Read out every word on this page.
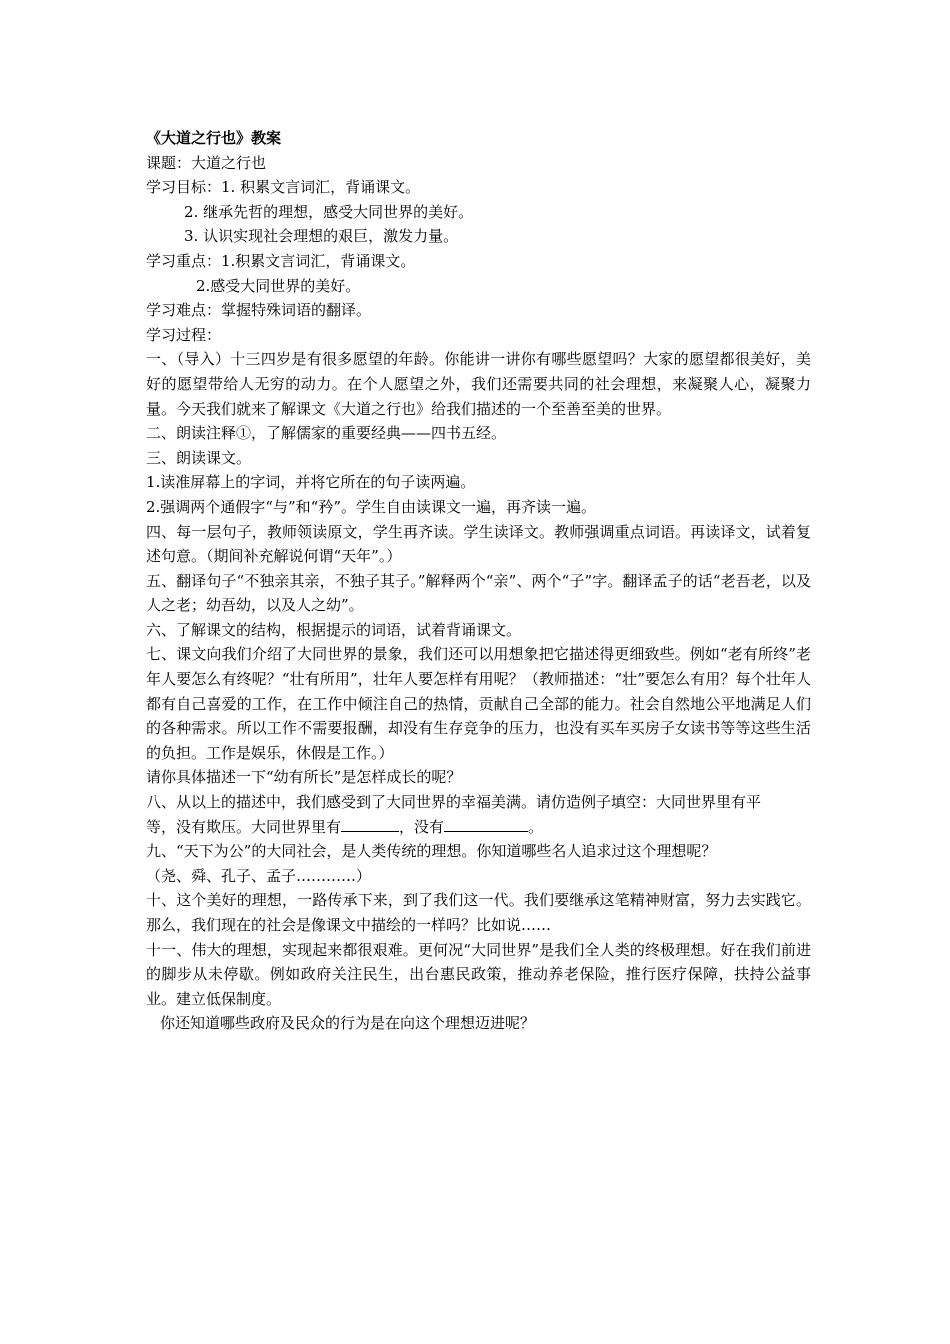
《大道之行也》教案

课题：大道之行也

学习目标：1. 积累文言词汇，背诵课文。

2. 继承先哲的理想，感受大同世界的美好。

3. 认识实现社会理想的艰巨，激发力量。

学习重点：1.积累文言词汇，背诵课文。

2.感受大同世界的美好。

学习难点：掌握特殊词语的翻译。

学习过程：

一、（导入）十三四岁是有很多愿望的年龄。你能讲一讲你有哪些愿望吗？大家的愿望都很美好，美好的愿望带给人无穷的动力。在个人愿望之外，我们还需要共同的社会理想，来凝聚人心，凝聚力量。今天我们就来了解课文《大道之行也》给我们描述的一个至善至美的世界。

二、朗读注释①，了解儒家的重要经典——四书五经。

三、朗读课文。

1.读准屏幕上的字词，并将它所在的句子读两遍。

2.强调两个通假字“与”和“矜”。学生自由读课文一遍，再齐读一遍。

四、每一层句子，教师领读原文，学生再齐读。学生读译文。教师强调重点词语。再读译文，试着复述句意。（期间补充解说何谓“天年”。）

五、翻译句子“不独亲其亲，不独子其子。”解释两个“亲”、两个“子”字。翻译孟子的话“老吾老，以及人之老；幼吾幼，以及人之幼”。

六、了解课文的结构，根据提示的词语，试着背诵课文。

七、课文向我们介绍了大同世界的景象，我们还可以用想象把它描述得更细致些。例如“老有所终”老年人要怎么有终呢？“壮有所用”，壮年人要怎样有用呢？（教师描述：“壮”要怎么有用？每个壮年人都有自己喜爱的工作，在工作中倾注自己的热情，贡献自己全部的能力。社会自然地公平地满足人们的各种需求。所以工作不需要报酬，却没有生存竞争的压力，也没有买车买房子女读书等等这些生活的负担。工作是娱乐，休假是工作。）

请你具体描述一下“幼有所长”是怎样成长的呢？

八、从以上的描述中，我们感受到了大同世界的幸福美满。请仿造例子填空：大同世界里有平

等，没有欺压。大同世界里有	，没有	。

九、“天下为公”的大同社会，是人类传统的理想。你知道哪些名人追求过这个理想呢？

（尧、舜、孔子、孟子…………）

十、这个美好的理想，一路传承下来，到了我们这一代。我们要继承这笔精神财富，努力去实践它。那么，我们现在的社会是像课文中描绘的一样吗？比如说……

十一、伟大的理想，实现起来都很艰难。更何况“大同世界”是我们全人类的终极理想。好在我们前进的脚步从未停歇。例如政府关注民生，出台惠民政策，推动养老保险，推行医疗保障，扶持公益事业。建立低保制度。

你还知道哪些政府及民众的行为是在向这个理想迈进呢？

++++++++

→ Exercise prompt
Look over the records above and copy each line that includes the string "大道之行也".

→ Task output
《大道之行也》教案
课题：大道之行也
一、（导入）十三四岁是有很多愿望的年龄。你能讲一讲你有哪些愿望吗？大家的愿望都很美好，美好的愿望带给人无穷的动力。在个人愿望之外，我们还需要共同的社会理想，来凝聚人心，凝聚力量。今天我们就来了解课文《大道之行也》给我们描述的一个至善至美的世界。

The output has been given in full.